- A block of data
>>>

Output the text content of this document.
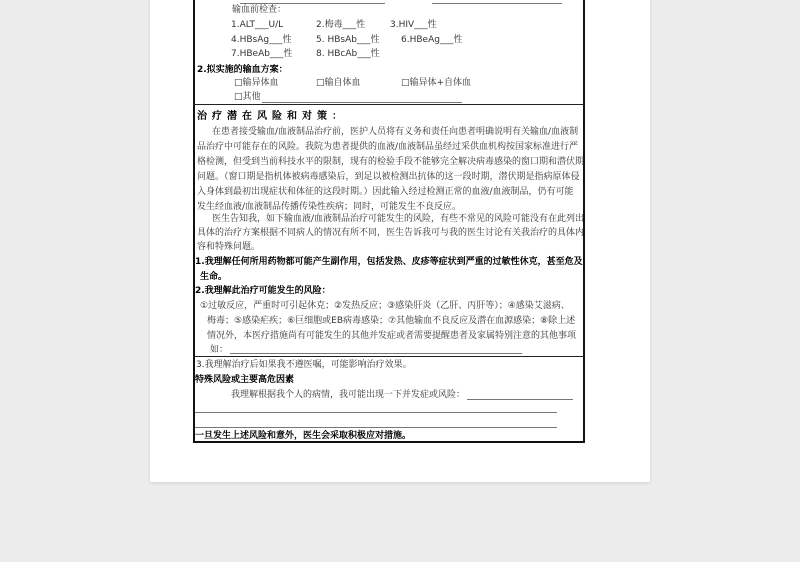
输血前检查：
1.ALT___U/L	2.梅毒___性	3.HIV___性
4.HBsAg___性	5. HBsAb___性 6.HBeAg___性
7.HBeAb___性	8. HBcAb___性
2.拟实施的输血方案：
□输异体血	□输自体血	□输异体+自体血
□其他
治疗潜在风险和对策：
在患者接受输血/血液制品治疗前，医护人员将有义务和责任向患者明确说明有关输血/血液制
品治疗中可能存在的风险。我院为患者提供的血液/血液制品虽经过采供血机构按国家标准进行严
格检测，但受到当前科技水平的限制，现有的检验手段不能够完全解决病毒感染的窗口期和潜伏期
问题。（窗口期是指机体被病毒感染后，到足以被检测出抗体的这一段时期，潜伏期是指病原体侵
入身体到最初出现症状和体征的这段时期。）因此输入经过检测正常的血液/血液制品，仍有可能
发生经血液/血液制品传播传染性疾病；同时，可能发生不良反应。
医生告知我，如下输血液/血液制品治疗可能发生的风险，有些不常见的风险可能没有在此列出
具体的治疗方案根据不同病人的情况有所不同，医生告诉我可与我的医生讨论有关我治疗的具体内
容和特殊问题。
1.我理解任何所用药物都可能产生副作用，包括发热、皮疹等症状到严重的过敏性休克，甚至危及
生命。
2.我理解此治疗可能发生的风险：
①过敏反应，严重时可引起休克；②发热反应；③感染肝炎（乙肝、丙肝等）；④感染艾滋病、
梅毒；⑤感染疟疾；⑥巨细胞或EB病毒感染；⑦其他输血不良反应及潜在血源感染；⑧除上述
情况外，本医疗措施尚有可能发生的其他并发症或者需要提醒患者及家属特别注意的其他事项
如：
3.我理解治疗后如果我不遵医嘱，可能影响治疗效果。
特殊风险或主要高危因素
我理解根据我个人的病情，我可能出现一下并发症或风险：
一旦发生上述风险和意外，医生会采取积极应对措施。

<<<

- Set problem
Copy the listing in full and without alteration, omitting every picture.

- Response to this exercise
Output the text content of this document.
输血前检查：
1.ALT___U/L	2.梅毒___性	3.HIV___性
4.HBsAg___性	5. HBsAb___性 6.HBeAg___性
7.HBeAb___性	8. HBcAb___性
2.拟实施的输血方案：
□输异体血	□输自体血	□输异体+自体血
□其他
治疗潜在风险和对策：
在患者接受输血/血液制品治疗前，医护人员将有义务和责任向患者明确说明有关输血/血液制
品治疗中可能存在的风险。我院为患者提供的血液/血液制品虽经过采供血机构按国家标准进行严
格检测，但受到当前科技水平的限制，现有的检验手段不能够完全解决病毒感染的窗口期和潜伏期
问题。（窗口期是指机体被病毒感染后，到足以被检测出抗体的这一段时期，潜伏期是指病原体侵
入身体到最初出现症状和体征的这段时期。）因此输入经过检测正常的血液/血液制品，仍有可能
发生经血液/血液制品传播传染性疾病；同时，可能发生不良反应。
医生告知我，如下输血液/血液制品治疗可能发生的风险，有些不常见的风险可能没有在此列出
具体的治疗方案根据不同病人的情况有所不同，医生告诉我可与我的医生讨论有关我治疗的具体内
容和特殊问题。
1.我理解任何所用药物都可能产生副作用，包括发热、皮疹等症状到严重的过敏性休克，甚至危及
生命。
2.我理解此治疗可能发生的风险：
①过敏反应，严重时可引起休克；②发热反应；③感染肝炎（乙肝、丙肝等）；④感染艾滋病、
梅毒；⑤感染疟疾；⑥巨细胞或EB病毒感染；⑦其他输血不良反应及潜在血源感染；⑧除上述
情况外，本医疗措施尚有可能发生的其他并发症或者需要提醒患者及家属特别注意的其他事项
如：
3.我理解治疗后如果我不遵医嘱，可能影响治疗效果。
特殊风险或主要高危因素
我理解根据我个人的病情，我可能出现一下并发症或风险：
一旦发生上述风险和意外，医生会采取积极应对措施。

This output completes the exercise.